*What you will do*. Give the number of lines in the data that hold the word "patria", and nothing else.

*Listed entries*.
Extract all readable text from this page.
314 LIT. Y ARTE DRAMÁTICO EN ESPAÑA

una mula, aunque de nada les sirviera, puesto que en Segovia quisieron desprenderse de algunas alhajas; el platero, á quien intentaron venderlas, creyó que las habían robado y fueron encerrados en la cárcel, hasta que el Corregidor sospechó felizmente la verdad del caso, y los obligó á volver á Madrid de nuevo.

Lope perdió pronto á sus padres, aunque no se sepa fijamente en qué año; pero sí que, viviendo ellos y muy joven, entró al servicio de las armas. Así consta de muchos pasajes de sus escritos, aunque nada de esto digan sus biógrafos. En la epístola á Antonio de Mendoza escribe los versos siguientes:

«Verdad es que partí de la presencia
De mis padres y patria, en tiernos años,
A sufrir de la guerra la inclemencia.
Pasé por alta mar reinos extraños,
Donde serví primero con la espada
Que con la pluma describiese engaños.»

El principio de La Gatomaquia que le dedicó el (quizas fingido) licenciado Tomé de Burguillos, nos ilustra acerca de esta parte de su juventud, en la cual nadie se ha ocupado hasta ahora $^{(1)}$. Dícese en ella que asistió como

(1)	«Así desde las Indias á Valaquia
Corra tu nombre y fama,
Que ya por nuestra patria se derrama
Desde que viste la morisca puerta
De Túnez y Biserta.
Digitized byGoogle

*Written solution*. 2